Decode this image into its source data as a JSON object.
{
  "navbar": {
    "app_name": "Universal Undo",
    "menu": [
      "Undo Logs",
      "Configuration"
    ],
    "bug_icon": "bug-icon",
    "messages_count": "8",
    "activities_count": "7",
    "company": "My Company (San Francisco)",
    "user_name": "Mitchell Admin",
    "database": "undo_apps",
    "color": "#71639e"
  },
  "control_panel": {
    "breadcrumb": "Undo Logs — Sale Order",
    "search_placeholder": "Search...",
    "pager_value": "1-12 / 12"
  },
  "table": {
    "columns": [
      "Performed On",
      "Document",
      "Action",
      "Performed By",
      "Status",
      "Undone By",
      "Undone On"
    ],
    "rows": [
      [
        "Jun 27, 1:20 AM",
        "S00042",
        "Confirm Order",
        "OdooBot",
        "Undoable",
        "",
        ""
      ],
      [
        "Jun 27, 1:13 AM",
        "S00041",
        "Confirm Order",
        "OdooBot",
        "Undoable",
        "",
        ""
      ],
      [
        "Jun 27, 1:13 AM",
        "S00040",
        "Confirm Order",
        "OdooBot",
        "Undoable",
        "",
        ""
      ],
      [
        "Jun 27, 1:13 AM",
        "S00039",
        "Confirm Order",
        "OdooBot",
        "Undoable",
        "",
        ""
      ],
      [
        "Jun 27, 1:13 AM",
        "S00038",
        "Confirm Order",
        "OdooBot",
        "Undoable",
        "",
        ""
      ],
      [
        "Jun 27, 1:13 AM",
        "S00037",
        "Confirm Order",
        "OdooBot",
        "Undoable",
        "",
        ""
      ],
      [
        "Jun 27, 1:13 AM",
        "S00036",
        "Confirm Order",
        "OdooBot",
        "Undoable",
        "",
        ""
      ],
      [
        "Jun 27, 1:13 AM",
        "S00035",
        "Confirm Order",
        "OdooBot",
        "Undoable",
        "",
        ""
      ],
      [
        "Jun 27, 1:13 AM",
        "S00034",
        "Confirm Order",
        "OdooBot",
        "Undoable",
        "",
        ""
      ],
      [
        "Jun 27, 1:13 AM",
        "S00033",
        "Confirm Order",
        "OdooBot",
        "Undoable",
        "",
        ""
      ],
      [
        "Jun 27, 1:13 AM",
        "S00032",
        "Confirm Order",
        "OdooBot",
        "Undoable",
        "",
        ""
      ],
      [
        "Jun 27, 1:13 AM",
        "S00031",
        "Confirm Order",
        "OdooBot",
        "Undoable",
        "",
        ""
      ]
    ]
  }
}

----------------

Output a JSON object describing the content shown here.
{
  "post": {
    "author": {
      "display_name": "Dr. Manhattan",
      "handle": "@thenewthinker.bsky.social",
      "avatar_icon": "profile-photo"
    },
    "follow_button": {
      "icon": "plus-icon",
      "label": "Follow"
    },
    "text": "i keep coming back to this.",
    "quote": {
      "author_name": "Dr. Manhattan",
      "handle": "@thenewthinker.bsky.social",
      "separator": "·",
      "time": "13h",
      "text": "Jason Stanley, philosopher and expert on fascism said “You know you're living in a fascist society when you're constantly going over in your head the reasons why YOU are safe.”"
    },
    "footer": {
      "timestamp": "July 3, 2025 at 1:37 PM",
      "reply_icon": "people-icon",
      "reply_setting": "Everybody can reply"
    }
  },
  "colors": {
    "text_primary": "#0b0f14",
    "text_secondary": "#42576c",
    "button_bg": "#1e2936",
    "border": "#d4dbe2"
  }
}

----------------

Copy out every line from the material above in which the word "Manhattan" appears.

      "display_name": "Dr. Manhattan",
      "author_name": "Dr. Manhattan",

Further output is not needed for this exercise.